Go through the records and give each one again exactly.

****

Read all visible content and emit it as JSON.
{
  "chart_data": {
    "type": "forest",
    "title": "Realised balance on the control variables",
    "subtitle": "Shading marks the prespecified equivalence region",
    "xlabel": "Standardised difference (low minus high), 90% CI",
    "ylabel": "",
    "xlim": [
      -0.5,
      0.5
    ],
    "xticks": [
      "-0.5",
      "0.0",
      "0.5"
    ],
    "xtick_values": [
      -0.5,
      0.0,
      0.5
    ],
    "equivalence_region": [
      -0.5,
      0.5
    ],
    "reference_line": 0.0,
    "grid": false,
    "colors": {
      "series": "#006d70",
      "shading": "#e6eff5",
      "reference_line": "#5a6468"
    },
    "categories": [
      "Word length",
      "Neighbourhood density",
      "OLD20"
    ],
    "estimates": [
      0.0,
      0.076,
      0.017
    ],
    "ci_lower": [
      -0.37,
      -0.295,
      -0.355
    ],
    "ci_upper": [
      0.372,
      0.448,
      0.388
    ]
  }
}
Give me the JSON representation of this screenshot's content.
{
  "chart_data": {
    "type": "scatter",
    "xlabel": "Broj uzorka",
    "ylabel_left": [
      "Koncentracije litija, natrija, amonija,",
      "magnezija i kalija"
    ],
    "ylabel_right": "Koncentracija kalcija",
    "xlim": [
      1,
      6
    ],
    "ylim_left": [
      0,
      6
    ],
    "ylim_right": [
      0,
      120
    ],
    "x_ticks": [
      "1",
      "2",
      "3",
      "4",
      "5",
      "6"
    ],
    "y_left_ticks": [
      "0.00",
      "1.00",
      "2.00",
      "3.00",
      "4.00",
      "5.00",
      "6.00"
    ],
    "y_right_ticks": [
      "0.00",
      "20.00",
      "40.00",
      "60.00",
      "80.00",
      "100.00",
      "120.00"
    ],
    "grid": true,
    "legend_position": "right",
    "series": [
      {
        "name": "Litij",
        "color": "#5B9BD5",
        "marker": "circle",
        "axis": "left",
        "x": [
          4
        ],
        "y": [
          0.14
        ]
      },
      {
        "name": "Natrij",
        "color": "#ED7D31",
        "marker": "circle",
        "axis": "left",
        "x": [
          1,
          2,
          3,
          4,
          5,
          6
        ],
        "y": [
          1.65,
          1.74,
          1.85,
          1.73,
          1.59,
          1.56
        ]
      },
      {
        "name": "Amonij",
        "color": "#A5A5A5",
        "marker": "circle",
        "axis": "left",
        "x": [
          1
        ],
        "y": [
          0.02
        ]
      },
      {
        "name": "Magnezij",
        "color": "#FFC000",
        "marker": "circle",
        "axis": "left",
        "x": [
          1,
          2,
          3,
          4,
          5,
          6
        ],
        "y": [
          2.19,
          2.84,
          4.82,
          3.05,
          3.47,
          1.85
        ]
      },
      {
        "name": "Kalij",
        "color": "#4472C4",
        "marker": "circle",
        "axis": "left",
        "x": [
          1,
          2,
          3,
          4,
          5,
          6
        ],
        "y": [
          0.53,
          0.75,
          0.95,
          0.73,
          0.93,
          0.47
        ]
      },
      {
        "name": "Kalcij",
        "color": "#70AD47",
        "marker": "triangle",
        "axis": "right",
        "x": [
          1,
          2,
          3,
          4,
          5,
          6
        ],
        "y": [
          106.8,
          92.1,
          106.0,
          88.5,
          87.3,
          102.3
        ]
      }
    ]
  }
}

****

◆ EXERCISE RESULT
Read all visible content and emit it as JSON.
{
  "chart_data": {
    "type": "forest",
    "title": "Realised balance on the control variables",
    "subtitle": "Shading marks the prespecified equivalence region",
    "xlabel": "Standardised difference (low minus high), 90% CI",
    "ylabel": "",
    "xlim": [
      -0.5,
      0.5
    ],
    "xticks": [
      "-0.5",
      "0.0",
      "0.5"
    ],
    "xtick_values": [
      -0.5,
      0.0,
      0.5
    ],
    "equivalence_region": [
      -0.5,
      0.5
    ],
    "reference_line": 0.0,
    "grid": false,
    "colors": {
      "series": "#006d70",
      "shading": "#e6eff5",
      "reference_line": "#5a6468"
    },
    "categories": [
      "Word length",
      "Neighbourhood density",
      "OLD20"
    ],
    "estimates": [
      0.0,
      0.076,
      0.017
    ],
    "ci_lower": [
      -0.37,
      -0.295,
      -0.355
    ],
    "ci_upper": [
      0.372,
      0.448,
      0.388
    ]
  }
}
Give me the JSON representation of this screenshot's content.
{
  "chart_data": {
    "type": "scatter",
    "xlabel": "Broj uzorka",
    "ylabel_left": [
      "Koncentracije litija, natrija, amonija,",
      "magnezija i kalija"
    ],
    "ylabel_right": "Koncentracija kalcija",
    "xlim": [
      1,
      6
    ],
    "ylim_left": [
      0,
      6
    ],
    "ylim_right": [
      0,
      120
    ],
    "x_ticks": [
      "1",
      "2",
      "3",
      "4",
      "5",
      "6"
    ],
    "y_left_ticks": [
      "0.00",
      "1.00",
      "2.00",
      "3.00",
      "4.00",
      "5.00",
      "6.00"
    ],
    "y_right_ticks": [
      "0.00",
      "20.00",
      "40.00",
      "60.00",
      "80.00",
      "100.00",
      "120.00"
    ],
    "grid": true,
    "legend_position": "right",
    "series": [
      {
        "name": "Litij",
        "color": "#5B9BD5",
        "marker": "circle",
        "axis": "left",
        "x": [
          4
        ],
        "y": [
          0.14
        ]
      },
      {
        "name": "Natrij",
        "color": "#ED7D31",
        "marker": "circle",
        "axis": "left",
        "x": [
          1,
          2,
          3,
          4,
          5,
          6
        ],
        "y": [
          1.65,
          1.74,
          1.85,
          1.73,
          1.59,
          1.56
        ]
      },
      {
        "name": "Amonij",
        "color": "#A5A5A5",
        "marker": "circle",
        "axis": "left",
        "x": [
          1
        ],
        "y": [
          0.02
        ]
      },
      {
        "name": "Magnezij",
        "color": "#FFC000",
        "marker": "circle",
        "axis": "left",
        "x": [
          1,
          2,
          3,
          4,
          5,
          6
        ],
        "y": [
          2.19,
          2.84,
          4.82,
          3.05,
          3.47,
          1.85
        ]
      },
      {
        "name": "Kalij",
        "color": "#4472C4",
        "marker": "circle",
        "axis": "left",
        "x": [
          1,
          2,
          3,
          4,
          5,
          6
        ],
        "y": [
          0.53,
          0.75,
          0.95,
          0.73,
          0.93,
          0.47
        ]
      },
      {
        "name": "Kalcij",
        "color": "#70AD47",
        "marker": "triangle",
        "axis": "right",
        "x": [
          1,
          2,
          3,
          4,
          5,
          6
        ],
        "y": [
          106.8,
          92.1,
          106.0,
          88.5,
          87.3,
          102.3
        ]
      }
    ]
  }
}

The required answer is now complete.